Pick out each line of the records in which the word "from" appears.

• **Data entries for graphics**
---+---

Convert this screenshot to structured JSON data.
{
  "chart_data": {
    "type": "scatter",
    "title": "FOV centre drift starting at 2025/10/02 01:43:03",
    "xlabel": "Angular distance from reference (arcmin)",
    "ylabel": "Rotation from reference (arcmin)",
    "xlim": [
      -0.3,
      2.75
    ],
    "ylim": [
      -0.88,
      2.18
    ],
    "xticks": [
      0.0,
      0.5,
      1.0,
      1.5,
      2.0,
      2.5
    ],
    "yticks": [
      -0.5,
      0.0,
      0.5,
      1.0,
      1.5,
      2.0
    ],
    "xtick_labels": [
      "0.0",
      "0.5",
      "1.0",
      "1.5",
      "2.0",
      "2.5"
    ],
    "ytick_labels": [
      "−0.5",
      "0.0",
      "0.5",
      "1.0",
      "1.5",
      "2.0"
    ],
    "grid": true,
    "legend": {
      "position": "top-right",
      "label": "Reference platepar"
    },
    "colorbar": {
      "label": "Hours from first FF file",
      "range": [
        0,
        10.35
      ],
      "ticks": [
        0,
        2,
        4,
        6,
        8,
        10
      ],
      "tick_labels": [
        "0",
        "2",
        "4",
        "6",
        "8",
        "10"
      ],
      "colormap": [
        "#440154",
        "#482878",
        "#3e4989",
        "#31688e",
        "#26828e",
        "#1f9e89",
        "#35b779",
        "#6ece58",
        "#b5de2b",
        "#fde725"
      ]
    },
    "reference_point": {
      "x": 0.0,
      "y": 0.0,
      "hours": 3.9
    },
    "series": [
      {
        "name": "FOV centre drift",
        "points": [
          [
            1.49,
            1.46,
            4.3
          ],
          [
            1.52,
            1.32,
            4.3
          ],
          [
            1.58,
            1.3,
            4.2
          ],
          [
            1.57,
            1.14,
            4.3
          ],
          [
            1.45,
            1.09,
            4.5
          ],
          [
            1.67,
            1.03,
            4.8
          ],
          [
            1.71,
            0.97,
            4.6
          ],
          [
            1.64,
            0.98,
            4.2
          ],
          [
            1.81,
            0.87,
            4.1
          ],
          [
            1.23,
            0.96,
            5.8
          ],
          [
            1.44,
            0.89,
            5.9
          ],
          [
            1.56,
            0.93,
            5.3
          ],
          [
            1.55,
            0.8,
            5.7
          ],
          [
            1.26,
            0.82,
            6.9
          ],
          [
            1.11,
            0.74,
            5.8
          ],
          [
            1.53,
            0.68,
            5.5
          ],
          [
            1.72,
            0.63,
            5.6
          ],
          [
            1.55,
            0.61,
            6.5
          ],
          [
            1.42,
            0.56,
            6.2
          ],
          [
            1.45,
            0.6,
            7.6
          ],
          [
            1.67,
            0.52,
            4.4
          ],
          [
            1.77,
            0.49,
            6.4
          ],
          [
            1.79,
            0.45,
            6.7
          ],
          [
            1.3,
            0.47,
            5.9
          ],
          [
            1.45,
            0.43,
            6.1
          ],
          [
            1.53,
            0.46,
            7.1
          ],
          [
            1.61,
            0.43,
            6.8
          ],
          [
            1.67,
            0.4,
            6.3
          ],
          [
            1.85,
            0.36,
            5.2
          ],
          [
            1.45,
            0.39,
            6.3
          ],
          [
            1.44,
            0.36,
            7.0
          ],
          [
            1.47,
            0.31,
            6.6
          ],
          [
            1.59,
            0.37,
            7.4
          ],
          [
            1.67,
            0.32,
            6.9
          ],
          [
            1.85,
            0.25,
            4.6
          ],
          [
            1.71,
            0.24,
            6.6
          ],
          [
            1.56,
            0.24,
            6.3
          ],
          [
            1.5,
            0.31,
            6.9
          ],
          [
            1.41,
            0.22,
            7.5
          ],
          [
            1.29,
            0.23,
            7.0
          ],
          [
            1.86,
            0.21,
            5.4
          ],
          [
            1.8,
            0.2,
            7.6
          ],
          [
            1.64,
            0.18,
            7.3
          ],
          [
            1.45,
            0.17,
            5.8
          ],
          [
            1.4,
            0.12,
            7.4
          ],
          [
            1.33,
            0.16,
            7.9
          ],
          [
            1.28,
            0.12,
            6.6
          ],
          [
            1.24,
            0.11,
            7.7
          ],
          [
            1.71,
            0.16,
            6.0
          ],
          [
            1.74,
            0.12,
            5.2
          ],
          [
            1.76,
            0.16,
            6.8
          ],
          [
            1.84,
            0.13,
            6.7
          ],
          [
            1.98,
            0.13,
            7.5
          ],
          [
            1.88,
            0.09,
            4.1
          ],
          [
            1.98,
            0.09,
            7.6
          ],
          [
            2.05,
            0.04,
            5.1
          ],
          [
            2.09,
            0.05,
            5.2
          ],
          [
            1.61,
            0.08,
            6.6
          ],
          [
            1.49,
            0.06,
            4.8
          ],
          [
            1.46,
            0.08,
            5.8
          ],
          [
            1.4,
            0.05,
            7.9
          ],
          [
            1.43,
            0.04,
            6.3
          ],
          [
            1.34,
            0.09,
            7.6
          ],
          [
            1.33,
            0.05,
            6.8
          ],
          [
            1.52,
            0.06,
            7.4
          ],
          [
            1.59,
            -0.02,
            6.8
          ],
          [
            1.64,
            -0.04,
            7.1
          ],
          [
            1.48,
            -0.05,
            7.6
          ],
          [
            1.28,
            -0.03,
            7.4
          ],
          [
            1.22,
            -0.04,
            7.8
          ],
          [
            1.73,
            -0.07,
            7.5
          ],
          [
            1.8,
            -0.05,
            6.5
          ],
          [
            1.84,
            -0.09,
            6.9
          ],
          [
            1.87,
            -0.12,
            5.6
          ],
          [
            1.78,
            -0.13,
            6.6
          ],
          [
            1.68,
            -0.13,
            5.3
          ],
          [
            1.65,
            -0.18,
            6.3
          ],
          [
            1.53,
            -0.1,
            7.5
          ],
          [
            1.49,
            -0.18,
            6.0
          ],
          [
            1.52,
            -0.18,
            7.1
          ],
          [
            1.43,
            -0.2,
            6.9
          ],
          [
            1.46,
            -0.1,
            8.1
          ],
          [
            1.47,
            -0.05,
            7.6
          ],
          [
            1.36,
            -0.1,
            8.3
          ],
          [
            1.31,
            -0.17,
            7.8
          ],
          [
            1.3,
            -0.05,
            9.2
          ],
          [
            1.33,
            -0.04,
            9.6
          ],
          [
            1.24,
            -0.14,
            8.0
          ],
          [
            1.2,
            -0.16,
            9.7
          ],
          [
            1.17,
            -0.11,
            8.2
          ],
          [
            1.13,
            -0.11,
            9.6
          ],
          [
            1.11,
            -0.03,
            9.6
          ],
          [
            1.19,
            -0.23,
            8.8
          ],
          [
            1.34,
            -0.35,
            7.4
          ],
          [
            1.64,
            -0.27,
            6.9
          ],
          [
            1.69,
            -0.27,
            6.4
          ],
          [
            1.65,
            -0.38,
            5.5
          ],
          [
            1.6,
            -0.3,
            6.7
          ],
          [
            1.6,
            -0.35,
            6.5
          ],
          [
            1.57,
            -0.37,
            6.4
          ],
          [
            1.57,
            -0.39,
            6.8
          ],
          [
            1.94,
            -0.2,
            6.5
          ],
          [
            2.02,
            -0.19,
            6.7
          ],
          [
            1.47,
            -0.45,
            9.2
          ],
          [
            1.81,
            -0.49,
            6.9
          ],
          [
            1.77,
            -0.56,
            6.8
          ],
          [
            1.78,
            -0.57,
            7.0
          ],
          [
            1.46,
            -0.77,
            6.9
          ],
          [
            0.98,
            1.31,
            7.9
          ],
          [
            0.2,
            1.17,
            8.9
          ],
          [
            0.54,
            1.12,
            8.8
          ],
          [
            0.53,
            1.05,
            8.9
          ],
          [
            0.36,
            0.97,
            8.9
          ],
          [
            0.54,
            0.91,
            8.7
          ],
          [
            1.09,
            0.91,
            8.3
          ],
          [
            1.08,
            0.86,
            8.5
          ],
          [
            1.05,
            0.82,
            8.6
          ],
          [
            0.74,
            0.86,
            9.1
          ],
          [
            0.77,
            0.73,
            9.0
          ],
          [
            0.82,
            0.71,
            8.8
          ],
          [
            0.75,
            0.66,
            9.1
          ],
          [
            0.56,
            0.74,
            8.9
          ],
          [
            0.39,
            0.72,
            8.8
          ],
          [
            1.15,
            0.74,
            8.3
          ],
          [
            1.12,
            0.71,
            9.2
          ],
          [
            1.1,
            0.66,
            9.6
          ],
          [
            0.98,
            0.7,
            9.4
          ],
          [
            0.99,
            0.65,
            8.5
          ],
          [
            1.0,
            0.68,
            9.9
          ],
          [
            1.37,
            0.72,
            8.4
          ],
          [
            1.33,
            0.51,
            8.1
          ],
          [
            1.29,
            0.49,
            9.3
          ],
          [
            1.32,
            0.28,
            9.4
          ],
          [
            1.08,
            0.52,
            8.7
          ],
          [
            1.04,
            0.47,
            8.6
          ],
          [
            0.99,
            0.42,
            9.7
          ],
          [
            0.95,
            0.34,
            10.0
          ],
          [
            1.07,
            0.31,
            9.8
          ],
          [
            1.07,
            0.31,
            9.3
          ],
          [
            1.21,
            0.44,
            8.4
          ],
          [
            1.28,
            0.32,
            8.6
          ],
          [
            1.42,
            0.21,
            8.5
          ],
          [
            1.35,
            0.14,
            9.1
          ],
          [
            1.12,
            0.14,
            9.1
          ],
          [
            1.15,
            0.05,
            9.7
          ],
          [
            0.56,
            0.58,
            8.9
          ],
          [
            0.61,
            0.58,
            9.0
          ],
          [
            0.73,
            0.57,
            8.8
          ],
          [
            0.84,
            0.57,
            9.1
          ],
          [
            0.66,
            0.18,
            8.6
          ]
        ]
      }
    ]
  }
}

---+---

• **CORRECT RESULT**
    "xlabel": "Angular distance from reference (arcmin)",
    "ylabel": "Rotation from reference (arcmin)",
      "label": "Hours from first FF file",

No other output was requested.